» To do: The whole listing below should be printed again exactly, with no images.

++++++++++

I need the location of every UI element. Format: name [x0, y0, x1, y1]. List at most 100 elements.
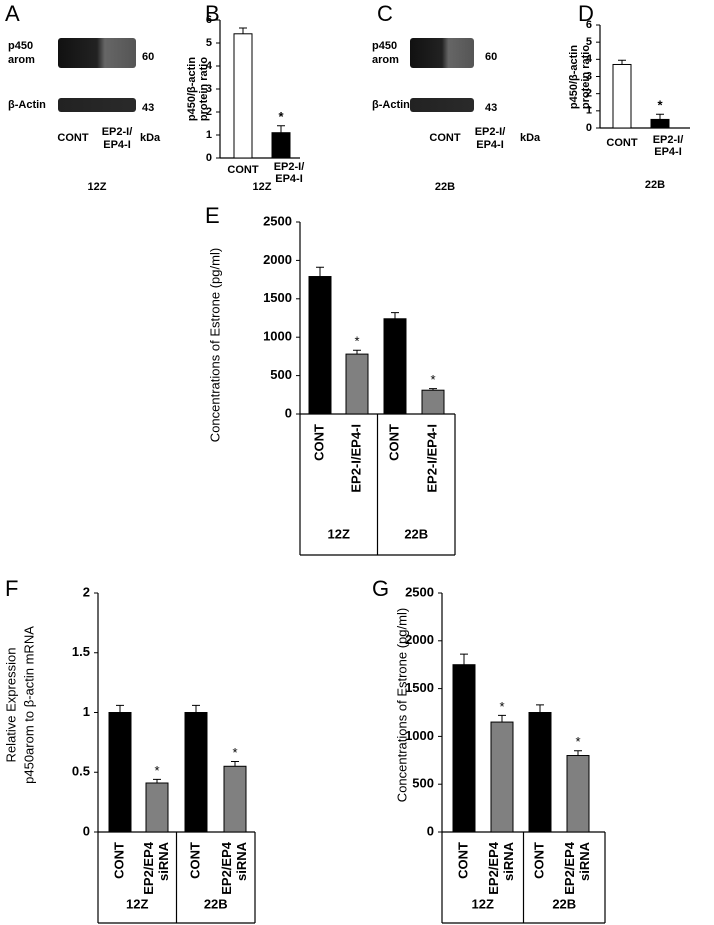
error-bar — [116, 704, 124, 713]
y-tick-label: 3 — [586, 70, 592, 82]
x-tick-label: EP4-I — [654, 146, 682, 158]
group-label: 22B — [552, 896, 576, 911]
x-tick-label: EP4-I — [275, 173, 303, 185]
bar — [345, 353, 369, 415]
y-tick-label: 2000 — [263, 252, 292, 267]
panel-letter: F — [5, 576, 18, 601]
x-tick-label: EP2-I/EP4-I — [424, 424, 439, 493]
bar — [528, 712, 552, 833]
x-tick-label: CONT — [606, 137, 637, 149]
x-tick-label: siRNA — [234, 841, 249, 881]
error-bar — [460, 653, 468, 665]
x-tick-label: CONT — [455, 842, 470, 879]
y-axis-label: p450/β-actin — [186, 57, 198, 121]
group-label: 12Z — [472, 896, 494, 911]
bar — [108, 712, 132, 833]
group-label: 12Z — [328, 526, 350, 541]
error-bar — [498, 714, 506, 723]
panel-letter: E — [205, 203, 220, 228]
panel-letter: G — [372, 576, 389, 601]
band-label: arom — [8, 54, 35, 66]
y-tick-label: 2 — [83, 584, 90, 599]
band-kda: 60 — [142, 51, 154, 63]
error-bar — [656, 113, 664, 120]
lane-label: EP4-I — [103, 139, 131, 151]
y-tick-label: 3 — [206, 83, 212, 95]
band-kda: 43 — [485, 102, 497, 114]
x-tick-label: EP2/EP4 — [562, 841, 577, 895]
x-tick-label: EP2-I/EP4-I — [348, 424, 363, 493]
panel-letter: C — [377, 1, 393, 26]
y-tick-label: 2 — [206, 106, 212, 118]
significance: * — [430, 372, 435, 387]
x-tick-label: CONT — [386, 424, 401, 461]
panel-letter: D — [578, 1, 594, 26]
x-tick-label: CONT — [111, 842, 126, 879]
y-tick-label: 1 — [206, 129, 212, 141]
y-tick-label: 1000 — [263, 329, 292, 344]
group-label: 22B — [404, 526, 428, 541]
significance: * — [154, 763, 159, 778]
lane-label: EP2-I/ — [102, 126, 133, 138]
bar — [271, 132, 291, 159]
bar — [421, 389, 445, 415]
error-bar — [391, 312, 399, 319]
y-tick-label: 2500 — [263, 213, 292, 228]
bar — [223, 765, 247, 833]
error-bar — [618, 59, 626, 65]
y-axis-label: protein ratio — [580, 45, 592, 109]
y-tick-label: 1500 — [263, 290, 292, 305]
bar — [383, 318, 407, 415]
cell-label: 12Z — [253, 181, 272, 193]
error-bar — [153, 778, 161, 784]
y-tick-label: 500 — [270, 367, 292, 382]
x-tick-label: EP2-I/ — [653, 134, 684, 146]
blot-band — [410, 98, 474, 112]
x-tick-label: EP2/EP4 — [141, 841, 156, 895]
bar — [308, 276, 332, 415]
y-axis-label: p450arom to β-actin mRNA — [21, 626, 36, 784]
x-tick-label: EP2-I/ — [274, 161, 305, 173]
y-tick-label: 0 — [586, 122, 592, 134]
error-bar — [536, 704, 544, 713]
x-tick-label: CONT — [227, 164, 258, 176]
y-tick-label: 6 — [586, 19, 592, 31]
y-tick-label: 1000 — [405, 728, 434, 743]
lane-label: EP2-I/ — [475, 126, 506, 138]
band-label: β-Actin — [372, 99, 410, 111]
significance: * — [575, 734, 580, 749]
bar — [233, 33, 253, 159]
error-bar — [277, 125, 285, 133]
y-axis-label: protein ratio — [198, 57, 210, 121]
error-bar — [574, 750, 582, 756]
band-label: β-Actin — [8, 99, 46, 111]
error-bar — [192, 704, 200, 713]
error-bar — [429, 388, 437, 391]
blot-band — [58, 98, 136, 112]
error-bar — [231, 760, 239, 767]
x-tick-label: EP2/EP4 — [486, 841, 501, 895]
significance: * — [232, 745, 237, 760]
unit-label: kDa — [140, 132, 161, 144]
bar — [566, 755, 590, 833]
significance: * — [499, 699, 504, 714]
error-bar — [316, 266, 324, 277]
blot-band — [58, 38, 136, 68]
lane-label: CONT — [429, 132, 460, 144]
y-axis-label: Concentrations of Estrone (pg/ml) — [207, 248, 222, 442]
cell-label: 22B — [645, 179, 665, 191]
band-label: arom — [372, 54, 399, 66]
bar — [145, 782, 169, 833]
y-tick-label: 5 — [586, 36, 592, 48]
y-tick-label: 2500 — [405, 584, 434, 599]
error-bar — [239, 27, 247, 34]
bar — [452, 664, 476, 833]
cell-label: 12Z — [88, 181, 107, 193]
x-tick-label: CONT — [531, 842, 546, 879]
bar — [650, 118, 670, 129]
x-tick-label: CONT — [187, 842, 202, 879]
lane-label: EP4-I — [476, 139, 504, 151]
significance: * — [354, 334, 359, 349]
x-tick-label: siRNA — [501, 841, 516, 881]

++++++++++

» Exercise solution:
I need the location of every UI element. Format: name [x0, y0, x1, y1]. List at most 100 elements.
error-bar — [116, 704, 124, 713]
y-tick-label: 3 — [586, 70, 592, 82]
x-tick-label: EP4-I — [654, 146, 682, 158]
group-label: 22B — [552, 896, 576, 911]
x-tick-label: EP4-I — [275, 173, 303, 185]
bar — [345, 353, 369, 415]
y-tick-label: 2000 — [263, 252, 292, 267]
panel-letter: F — [5, 576, 18, 601]
x-tick-label: EP2-I/EP4-I — [424, 424, 439, 493]
bar — [528, 712, 552, 833]
x-tick-label: CONT — [606, 137, 637, 149]
x-tick-label: siRNA — [234, 841, 249, 881]
error-bar — [460, 653, 468, 665]
x-tick-label: CONT — [455, 842, 470, 879]
y-axis-label: p450/β-actin — [186, 57, 198, 121]
group-label: 12Z — [472, 896, 494, 911]
bar — [108, 712, 132, 833]
group-label: 12Z — [328, 526, 350, 541]
error-bar — [498, 714, 506, 723]
panel-letter: E — [205, 203, 220, 228]
panel-letter: G — [372, 576, 389, 601]
band-label: arom — [8, 54, 35, 66]
y-tick-label: 2 — [83, 584, 90, 599]
band-kda: 60 — [142, 51, 154, 63]
error-bar — [656, 113, 664, 120]
lane-label: EP4-I — [103, 139, 131, 151]
y-tick-label: 3 — [206, 83, 212, 95]
band-kda: 43 — [485, 102, 497, 114]
x-tick-label: EP2/EP4 — [562, 841, 577, 895]
x-tick-label: EP2-I/EP4-I — [348, 424, 363, 493]
panel-letter: C — [377, 1, 393, 26]
y-tick-label: 2 — [206, 106, 212, 118]
significance: * — [430, 372, 435, 387]
x-tick-label: CONT — [386, 424, 401, 461]
panel-letter: D — [578, 1, 594, 26]
x-tick-label: CONT — [111, 842, 126, 879]
y-tick-label: 1 — [206, 129, 212, 141]
y-tick-label: 1000 — [263, 329, 292, 344]
group-label: 22B — [404, 526, 428, 541]
significance: * — [154, 763, 159, 778]
lane-label: EP2-I/ — [102, 126, 133, 138]
bar — [271, 132, 291, 159]
bar — [421, 389, 445, 415]
error-bar — [391, 312, 399, 319]
y-tick-label: 2500 — [263, 213, 292, 228]
bar — [223, 765, 247, 833]
error-bar — [618, 59, 626, 65]
y-axis-label: protein ratio — [580, 45, 592, 109]
y-tick-label: 1500 — [263, 290, 292, 305]
bar — [383, 318, 407, 415]
cell-label: 12Z — [253, 181, 272, 193]
error-bar — [153, 778, 161, 784]
y-tick-label: 500 — [270, 367, 292, 382]
x-tick-label: EP2-I/ — [653, 134, 684, 146]
blot-band — [410, 98, 474, 112]
x-tick-label: EP2/EP4 — [141, 841, 156, 895]
bar — [308, 276, 332, 415]
y-axis-label: p450arom to β-actin mRNA — [21, 626, 36, 784]
x-tick-label: EP2-I/ — [274, 161, 305, 173]
y-tick-label: 0 — [586, 122, 592, 134]
error-bar — [536, 704, 544, 713]
x-tick-label: CONT — [227, 164, 258, 176]
y-tick-label: 6 — [586, 19, 592, 31]
y-tick-label: 1000 — [405, 728, 434, 743]
lane-label: EP2-I/ — [475, 126, 506, 138]
band-label: β-Actin — [372, 99, 410, 111]
significance: * — [575, 734, 580, 749]
bar — [233, 33, 253, 159]
error-bar — [277, 125, 285, 133]
y-axis-label: protein ratio — [198, 57, 210, 121]
error-bar — [574, 750, 582, 756]
band-label: β-Actin — [8, 99, 46, 111]
error-bar — [192, 704, 200, 713]
error-bar — [429, 388, 437, 391]
blot-band — [58, 98, 136, 112]
error-bar — [231, 760, 239, 767]
x-tick-label: EP2/EP4 — [486, 841, 501, 895]
significance: * — [232, 745, 237, 760]
unit-label: kDa — [140, 132, 161, 144]
bar — [566, 755, 590, 833]
significance: * — [499, 699, 504, 714]
error-bar — [316, 266, 324, 277]
blot-band — [58, 38, 136, 68]
lane-label: CONT — [429, 132, 460, 144]
y-axis-label: Concentrations of Estrone (pg/ml) — [207, 248, 222, 442]
cell-label: 22B — [645, 179, 665, 191]
band-label: arom — [372, 54, 399, 66]
bar — [145, 782, 169, 833]
y-tick-label: 5 — [586, 36, 592, 48]
y-tick-label: 2500 — [405, 584, 434, 599]
error-bar — [239, 27, 247, 34]
bar — [452, 664, 476, 833]
cell-label: 12Z — [88, 181, 107, 193]
x-tick-label: CONT — [531, 842, 546, 879]
bar — [650, 118, 670, 129]
x-tick-label: CONT — [187, 842, 202, 879]
lane-label: EP4-I — [476, 139, 504, 151]
significance: * — [354, 334, 359, 349]
x-tick-label: siRNA — [501, 841, 516, 881]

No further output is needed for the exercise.